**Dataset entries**
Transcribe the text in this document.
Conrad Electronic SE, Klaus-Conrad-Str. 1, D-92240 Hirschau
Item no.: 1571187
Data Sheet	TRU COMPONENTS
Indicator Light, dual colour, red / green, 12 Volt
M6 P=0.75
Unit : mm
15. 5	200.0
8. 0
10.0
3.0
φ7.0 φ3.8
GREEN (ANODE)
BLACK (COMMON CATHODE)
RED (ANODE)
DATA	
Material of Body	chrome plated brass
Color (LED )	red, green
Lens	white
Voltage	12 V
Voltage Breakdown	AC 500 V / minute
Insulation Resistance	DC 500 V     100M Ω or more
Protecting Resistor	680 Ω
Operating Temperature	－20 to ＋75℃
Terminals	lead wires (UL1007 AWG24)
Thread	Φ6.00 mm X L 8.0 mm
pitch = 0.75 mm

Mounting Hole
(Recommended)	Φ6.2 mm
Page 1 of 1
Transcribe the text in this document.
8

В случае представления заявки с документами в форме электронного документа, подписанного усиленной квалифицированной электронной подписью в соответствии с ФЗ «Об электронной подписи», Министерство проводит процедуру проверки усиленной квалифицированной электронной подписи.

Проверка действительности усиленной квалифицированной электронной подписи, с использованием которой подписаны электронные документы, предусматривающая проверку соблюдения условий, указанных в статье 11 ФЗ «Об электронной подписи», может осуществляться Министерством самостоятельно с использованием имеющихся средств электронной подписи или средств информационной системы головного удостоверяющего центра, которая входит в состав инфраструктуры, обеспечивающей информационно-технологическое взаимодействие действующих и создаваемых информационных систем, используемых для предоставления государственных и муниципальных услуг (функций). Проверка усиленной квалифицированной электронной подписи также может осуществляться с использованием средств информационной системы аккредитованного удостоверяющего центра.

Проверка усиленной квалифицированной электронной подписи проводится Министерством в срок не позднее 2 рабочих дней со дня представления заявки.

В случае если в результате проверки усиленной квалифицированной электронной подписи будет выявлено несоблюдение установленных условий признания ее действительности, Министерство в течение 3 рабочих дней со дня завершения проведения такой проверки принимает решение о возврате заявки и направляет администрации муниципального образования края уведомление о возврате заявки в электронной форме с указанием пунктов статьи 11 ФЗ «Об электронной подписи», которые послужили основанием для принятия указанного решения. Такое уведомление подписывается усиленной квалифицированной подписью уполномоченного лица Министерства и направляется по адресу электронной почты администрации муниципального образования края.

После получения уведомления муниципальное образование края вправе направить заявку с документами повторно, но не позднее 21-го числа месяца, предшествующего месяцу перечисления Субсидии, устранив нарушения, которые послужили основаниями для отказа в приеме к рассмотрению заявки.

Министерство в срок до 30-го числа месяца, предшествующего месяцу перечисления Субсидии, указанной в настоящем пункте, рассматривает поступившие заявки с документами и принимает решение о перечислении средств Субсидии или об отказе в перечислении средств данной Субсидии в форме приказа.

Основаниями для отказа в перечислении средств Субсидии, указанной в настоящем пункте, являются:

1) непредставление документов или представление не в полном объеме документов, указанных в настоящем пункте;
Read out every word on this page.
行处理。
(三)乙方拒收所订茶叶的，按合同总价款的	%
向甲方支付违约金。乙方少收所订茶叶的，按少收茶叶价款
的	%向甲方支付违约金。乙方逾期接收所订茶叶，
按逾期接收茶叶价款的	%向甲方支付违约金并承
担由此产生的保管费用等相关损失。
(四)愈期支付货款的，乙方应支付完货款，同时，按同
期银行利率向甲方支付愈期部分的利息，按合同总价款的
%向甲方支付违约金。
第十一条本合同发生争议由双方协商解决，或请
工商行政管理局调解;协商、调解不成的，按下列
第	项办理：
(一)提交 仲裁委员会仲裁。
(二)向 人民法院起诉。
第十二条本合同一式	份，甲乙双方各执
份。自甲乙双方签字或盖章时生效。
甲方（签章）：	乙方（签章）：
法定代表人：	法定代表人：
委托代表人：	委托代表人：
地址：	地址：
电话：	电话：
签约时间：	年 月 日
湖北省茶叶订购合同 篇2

**SET EXERCISE**
Each record should come back exactly as written.

**WORKED ANSWER**
Transcribe the text in this document.
Conrad Electronic SE, Klaus-Conrad-Str. 1, D-92240 Hirschau
Item no.: 1571187
Data Sheet	TRU COMPONENTS
Indicator Light, dual colour, red / green, 12 Volt
M6 P=0.75
Unit : mm
15. 5	200.0
8. 0
10.0
3.0
φ7.0 φ3.8
GREEN (ANODE)
BLACK (COMMON CATHODE)
RED (ANODE)
DATA	
Material of Body	chrome plated brass
Color (LED )	red, green
Lens	white
Voltage	12 V
Voltage Breakdown	AC 500 V / minute
Insulation Resistance	DC 500 V     100M Ω or more
Protecting Resistor	680 Ω
Operating Temperature	－20 to ＋75℃
Terminals	lead wires (UL1007 AWG24)
Thread	Φ6.00 mm X L 8.0 mm
pitch = 0.75 mm

Mounting Hole
(Recommended)	Φ6.2 mm
Page 1 of 1
Transcribe the text in this document.
8

В случае представления заявки с документами в форме электронного документа, подписанного усиленной квалифицированной электронной подписью в соответствии с ФЗ «Об электронной подписи», Министерство проводит процедуру проверки усиленной квалифицированной электронной подписи.

Проверка действительности усиленной квалифицированной электронной подписи, с использованием которой подписаны электронные документы, предусматривающая проверку соблюдения условий, указанных в статье 11 ФЗ «Об электронной подписи», может осуществляться Министерством самостоятельно с использованием имеющихся средств электронной подписи или средств информационной системы головного удостоверяющего центра, которая входит в состав инфраструктуры, обеспечивающей информационно-технологическое взаимодействие действующих и создаваемых информационных систем, используемых для предоставления государственных и муниципальных услуг (функций). Проверка усиленной квалифицированной электронной подписи также может осуществляться с использованием средств информационной системы аккредитованного удостоверяющего центра.

Проверка усиленной квалифицированной электронной подписи проводится Министерством в срок не позднее 2 рабочих дней со дня представления заявки.

В случае если в результате проверки усиленной квалифицированной электронной подписи будет выявлено несоблюдение установленных условий признания ее действительности, Министерство в течение 3 рабочих дней со дня завершения проведения такой проверки принимает решение о возврате заявки и направляет администрации муниципального образования края уведомление о возврате заявки в электронной форме с указанием пунктов статьи 11 ФЗ «Об электронной подписи», которые послужили основанием для принятия указанного решения. Такое уведомление подписывается усиленной квалифицированной подписью уполномоченного лица Министерства и направляется по адресу электронной почты администрации муниципального образования края.

После получения уведомления муниципальное образование края вправе направить заявку с документами повторно, но не позднее 21-го числа месяца, предшествующего месяцу перечисления Субсидии, устранив нарушения, которые послужили основаниями для отказа в приеме к рассмотрению заявки.

Министерство в срок до 30-го числа месяца, предшествующего месяцу перечисления Субсидии, указанной в настоящем пункте, рассматривает поступившие заявки с документами и принимает решение о перечислении средств Субсидии или об отказе в перечислении средств данной Субсидии в форме приказа.

Основаниями для отказа в перечислении средств Субсидии, указанной в настоящем пункте, являются:

1) непредставление документов или представление не в полном объеме документов, указанных в настоящем пункте;
Read out every word on this page.
行处理。
(三)乙方拒收所订茶叶的，按合同总价款的	%
向甲方支付违约金。乙方少收所订茶叶的，按少收茶叶价款
的	%向甲方支付违约金。乙方逾期接收所订茶叶，
按逾期接收茶叶价款的	%向甲方支付违约金并承
担由此产生的保管费用等相关损失。
(四)愈期支付货款的，乙方应支付完货款，同时，按同
期银行利率向甲方支付愈期部分的利息，按合同总价款的
%向甲方支付违约金。
第十一条本合同发生争议由双方协商解决，或请
工商行政管理局调解;协商、调解不成的，按下列
第	项办理：
(一)提交 仲裁委员会仲裁。
(二)向 人民法院起诉。
第十二条本合同一式	份，甲乙双方各执
份。自甲乙双方签字或盖章时生效。
甲方（签章）：	乙方（签章）：
法定代表人：	法定代表人：
委托代表人：	委托代表人：
地址：	地址：
电话：	电话：
签约时间：	年 月 日
湖北省茶叶订购合同 篇2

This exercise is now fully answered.